• **GIVEN EXERCISE**: Your task is to transcribe the entries below exactly, beginning with the line containing "Transcribe the text in this document." and ending with the final line, and to add nothing else.
** Start of MATERIAL PROVIDED **
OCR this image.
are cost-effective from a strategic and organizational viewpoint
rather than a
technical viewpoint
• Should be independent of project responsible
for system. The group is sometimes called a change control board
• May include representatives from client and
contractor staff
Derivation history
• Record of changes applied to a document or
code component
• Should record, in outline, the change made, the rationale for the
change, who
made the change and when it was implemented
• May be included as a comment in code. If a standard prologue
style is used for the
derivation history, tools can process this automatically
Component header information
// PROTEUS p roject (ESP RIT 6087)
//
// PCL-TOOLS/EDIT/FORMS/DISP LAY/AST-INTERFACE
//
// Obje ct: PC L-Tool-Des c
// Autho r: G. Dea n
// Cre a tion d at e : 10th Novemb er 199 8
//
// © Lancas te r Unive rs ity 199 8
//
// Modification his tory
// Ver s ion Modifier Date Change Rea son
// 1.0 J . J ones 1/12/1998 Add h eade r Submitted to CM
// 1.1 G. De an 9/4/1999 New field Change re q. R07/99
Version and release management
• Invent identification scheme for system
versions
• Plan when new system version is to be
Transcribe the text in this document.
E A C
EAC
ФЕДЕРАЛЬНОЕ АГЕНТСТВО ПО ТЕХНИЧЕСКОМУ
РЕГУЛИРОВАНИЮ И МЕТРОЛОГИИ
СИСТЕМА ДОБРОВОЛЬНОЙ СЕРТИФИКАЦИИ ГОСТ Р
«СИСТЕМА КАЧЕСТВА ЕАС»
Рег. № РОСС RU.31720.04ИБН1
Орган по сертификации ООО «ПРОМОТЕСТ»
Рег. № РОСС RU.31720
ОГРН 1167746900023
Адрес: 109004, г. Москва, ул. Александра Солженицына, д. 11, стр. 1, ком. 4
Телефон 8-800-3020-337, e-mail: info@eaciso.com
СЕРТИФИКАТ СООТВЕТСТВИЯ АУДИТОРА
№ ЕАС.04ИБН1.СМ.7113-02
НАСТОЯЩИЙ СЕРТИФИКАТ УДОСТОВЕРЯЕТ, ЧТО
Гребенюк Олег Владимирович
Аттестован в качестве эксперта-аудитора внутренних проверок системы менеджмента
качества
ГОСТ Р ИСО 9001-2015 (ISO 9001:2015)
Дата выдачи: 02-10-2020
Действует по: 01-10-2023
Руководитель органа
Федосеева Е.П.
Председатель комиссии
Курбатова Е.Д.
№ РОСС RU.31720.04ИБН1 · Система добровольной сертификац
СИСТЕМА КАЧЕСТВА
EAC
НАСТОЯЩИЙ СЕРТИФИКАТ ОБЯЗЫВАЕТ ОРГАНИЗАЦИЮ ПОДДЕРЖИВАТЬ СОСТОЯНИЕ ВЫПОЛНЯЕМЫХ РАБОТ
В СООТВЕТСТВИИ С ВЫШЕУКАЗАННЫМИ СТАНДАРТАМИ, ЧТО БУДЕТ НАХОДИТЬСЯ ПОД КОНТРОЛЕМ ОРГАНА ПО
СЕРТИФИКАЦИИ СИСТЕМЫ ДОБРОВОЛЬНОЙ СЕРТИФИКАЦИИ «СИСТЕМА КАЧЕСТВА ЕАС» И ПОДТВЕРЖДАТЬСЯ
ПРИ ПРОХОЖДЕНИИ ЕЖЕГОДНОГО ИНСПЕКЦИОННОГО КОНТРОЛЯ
** End of MATERIAL PROVIDED **
• **RESPONSE BELOW**:
Transcribe the text in this document.
E A C
EAC
ФЕДЕРАЛЬНОЕ АГЕНТСТВО ПО ТЕХНИЧЕСКОМУ
РЕГУЛИРОВАНИЮ И МЕТРОЛОГИИ
СИСТЕМА ДОБРОВОЛЬНОЙ СЕРТИФИКАЦИИ ГОСТ Р
«СИСТЕМА КАЧЕСТВА ЕАС»
Рег. № РОСС RU.31720.04ИБН1
Орган по сертификации ООО «ПРОМОТЕСТ»
Рег. № РОСС RU.31720
ОГРН 1167746900023
Адрес: 109004, г. Москва, ул. Александра Солженицына, д. 11, стр. 1, ком. 4
Телефон 8-800-3020-337, e-mail: info@eaciso.com
СЕРТИФИКАТ СООТВЕТСТВИЯ АУДИТОРА
№ ЕАС.04ИБН1.СМ.7113-02
НАСТОЯЩИЙ СЕРТИФИКАТ УДОСТОВЕРЯЕТ, ЧТО
Гребенюк Олег Владимирович
Аттестован в качестве эксперта-аудитора внутренних проверок системы менеджмента
качества
ГОСТ Р ИСО 9001-2015 (ISO 9001:2015)
Дата выдачи: 02-10-2020
Действует по: 01-10-2023
Руководитель органа
Федосеева Е.П.
Председатель комиссии
Курбатова Е.Д.
№ РОСС RU.31720.04ИБН1 · Система добровольной сертификац
СИСТЕМА КАЧЕСТВА
EAC
НАСТОЯЩИЙ СЕРТИФИКАТ ОБЯЗЫВАЕТ ОРГАНИЗАЦИЮ ПОДДЕРЖИВАТЬ СОСТОЯНИЕ ВЫПОЛНЯЕМЫХ РАБОТ
В СООТВЕТСТВИИ С ВЫШЕУКАЗАННЫМИ СТАНДАРТАМИ, ЧТО БУДЕТ НАХОДИТЬСЯ ПОД КОНТРОЛЕМ ОРГАНА ПО
СЕРТИФИКАЦИИ СИСТЕМЫ ДОБРОВОЛЬНОЙ СЕРТИФИКАЦИИ «СИСТЕМА КАЧЕСТВА ЕАС» И ПОДТВЕРЖДАТЬСЯ
ПРИ ПРОХОЖДЕНИИ ЕЖЕГОДНОГО ИНСПЕКЦИОННОГО КОНТРОЛЯ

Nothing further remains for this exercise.